Begin Dataset records

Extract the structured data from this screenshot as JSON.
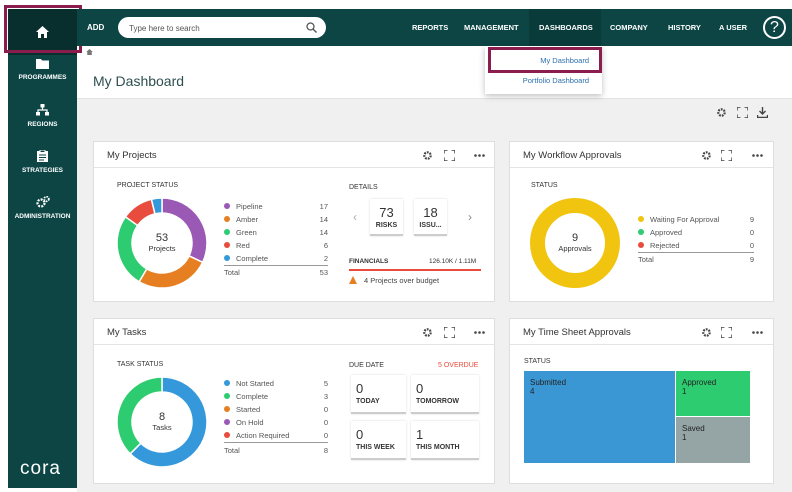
{
  "sidebar": {
    "items": [
      {
        "label": "PROGRAMMES",
        "icon": "folder-icon"
      },
      {
        "label": "REGIONS",
        "icon": "sitemap-icon"
      },
      {
        "label": "STRATEGIES",
        "icon": "clipboard-icon"
      },
      {
        "label": "ADMINISTRATION",
        "icon": "gears-icon"
      }
    ],
    "logo": "cora"
  },
  "topbar": {
    "add": "ADD",
    "search_placeholder": "Type here to search",
    "menu": [
      "REPORTS",
      "MANAGEMENT",
      "DASHBOARDS",
      "COMPANY",
      "HISTORY",
      "A USER"
    ],
    "help": "?"
  },
  "dropdown": {
    "items": [
      "My Dashboard",
      "Portfolio Dashboard"
    ]
  },
  "page": {
    "title": "My Dashboard"
  },
  "projects": {
    "title": "My Projects",
    "status_label": "PROJECT STATUS",
    "total": 53,
    "center_label": "Projects",
    "legend": [
      {
        "name": "Pipeline",
        "value": 17,
        "color": "#9b59b6"
      },
      {
        "name": "Amber",
        "value": 14,
        "color": "#e67e22"
      },
      {
        "name": "Green",
        "value": 14,
        "color": "#2ecc71"
      },
      {
        "name": "Red",
        "value": 6,
        "color": "#e74c3c"
      },
      {
        "name": "Complete",
        "value": 2,
        "color": "#3498db"
      }
    ],
    "total_label": "Total",
    "total_value": 53,
    "details_label": "DETAILS",
    "risks": {
      "value": "73",
      "label": "RISKS"
    },
    "issues": {
      "value": "18",
      "label": "ISSU..."
    },
    "financials_label": "FINANCIALS",
    "financials_value": "126.10K / 1.11M",
    "warning": "4 Projects over budget"
  },
  "workflow": {
    "title": "My Workflow Approvals",
    "status_label": "STATUS",
    "total": 9,
    "center_label": "Approvals",
    "legend": [
      {
        "name": "Waiting For Approval",
        "value": 9,
        "color": "#f1c40f"
      },
      {
        "name": "Approved",
        "value": 0,
        "color": "#2ecc71"
      },
      {
        "name": "Rejected",
        "value": 0,
        "color": "#e74c3c"
      }
    ],
    "total_label": "Total",
    "total_value": 9
  },
  "tasks": {
    "title": "My Tasks",
    "status_label": "TASK STATUS",
    "total": 8,
    "center_label": "Tasks",
    "legend": [
      {
        "name": "Not Started",
        "value": 5,
        "color": "#3498db"
      },
      {
        "name": "Complete",
        "value": 3,
        "color": "#2ecc71"
      },
      {
        "name": "Started",
        "value": 0,
        "color": "#e67e22"
      },
      {
        "name": "On Hold",
        "value": 0,
        "color": "#9b59b6"
      },
      {
        "name": "Action Required",
        "value": 0,
        "color": "#e74c3c"
      }
    ],
    "total_label": "Total",
    "total_value": 8,
    "due_label": "DUE DATE",
    "overdue": "5 OVERDUE",
    "due": [
      {
        "value": "0",
        "label": "TODAY"
      },
      {
        "value": "0",
        "label": "TOMORROW"
      },
      {
        "value": "0",
        "label": "THIS WEEK"
      },
      {
        "value": "1",
        "label": "THIS MONTH"
      }
    ]
  },
  "timesheet": {
    "title": "My Time Sheet Approvals",
    "status_label": "STATUS",
    "blocks": [
      {
        "name": "Submitted",
        "value": "4",
        "color": "#3b97d3"
      },
      {
        "name": "Approved",
        "value": "1",
        "color": "#2ecc71"
      },
      {
        "name": "Saved",
        "value": "1",
        "color": "#95a5a6"
      }
    ]
  }
}
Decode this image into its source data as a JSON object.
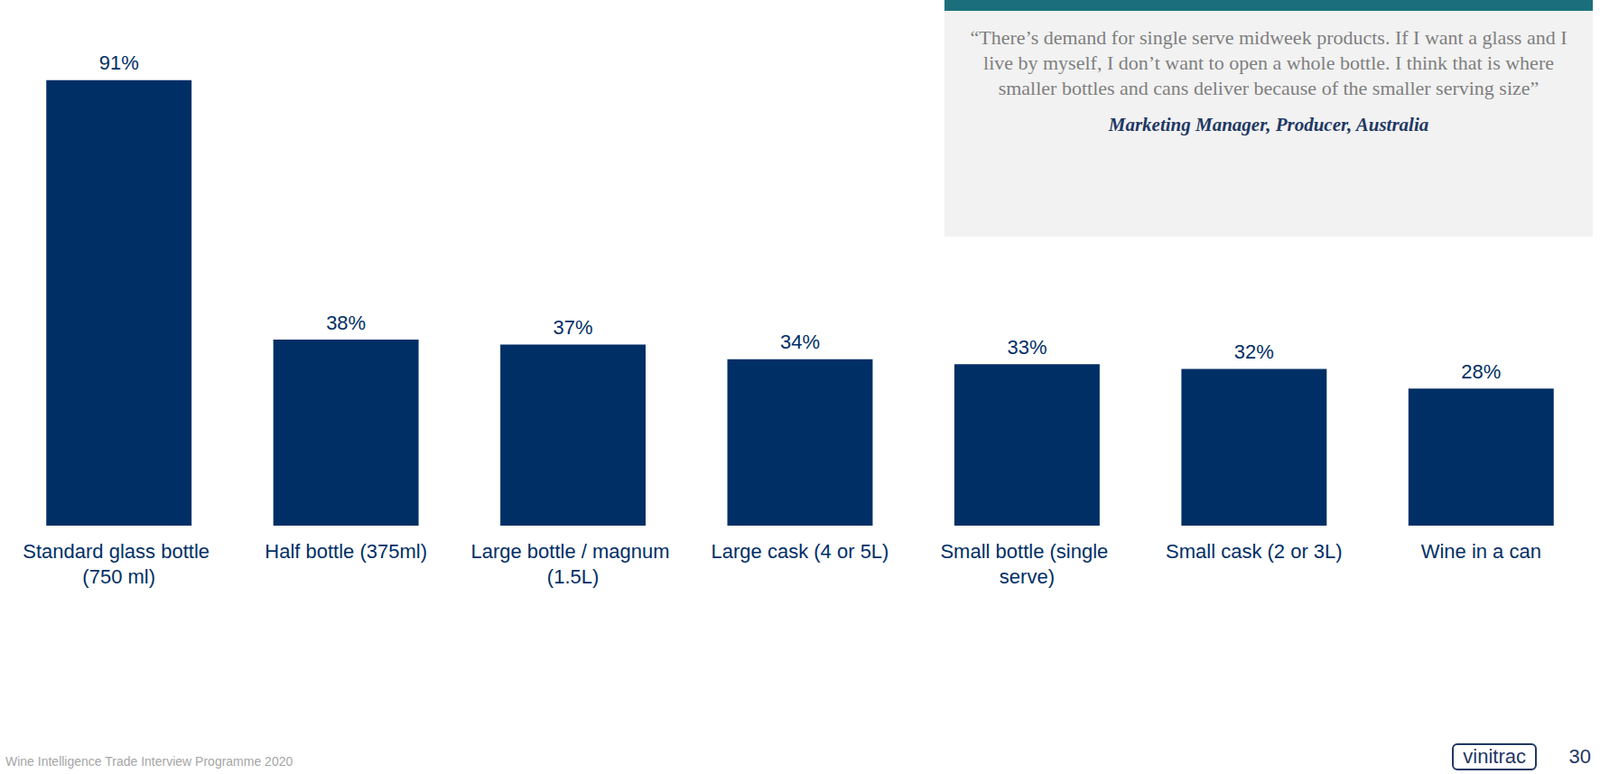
{
  "chart_data": {
    "type": "bar",
    "categories": [
      "Standard glass bottle (750 ml)",
      "Half bottle (375ml)",
      "Large bottle / magnum (1.5L)",
      "Large cask (4 or 5L)",
      "Small bottle (single serve)",
      "Small cask (2 or 3L)",
      "Wine in a can"
    ],
    "values": [
      91,
      38,
      37,
      34,
      33,
      32,
      28
    ],
    "value_labels": [
      "91%",
      "38%",
      "37%",
      "34%",
      "33%",
      "32%",
      "28%"
    ],
    "color": "#002f66",
    "ylim": [
      0,
      100
    ],
    "yticks": [
      0,
      100
    ],
    "grid": false,
    "data_labels": true,
    "tick_labels": "x",
    "quote": "“There’s demand for single serve midweek products. If I want a glass and I live by myself, I don’t want to open a whole bottle. I think that is where smaller bottles and cans deliver because of the smaller serving size”",
    "quote_source": "Marketing Manager, Producer, Australia",
    "footer": "Wine Intelligence Trade Interview Programme 2020",
    "logo": "vinitrac",
    "page_number": 30
  }
}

End Dataset records

Description of the task => From the records above, pick out and copy each line holding the word "serve".

Answer to this exercise =>
      "Small bottle (single serve)",
    "quote": "“There’s demand for single serve midweek products. If I want a glass and I live by myself, I don’t want to open a whole bottle. I think that is where smaller bottles and cans deliver because of the smaller serving size”",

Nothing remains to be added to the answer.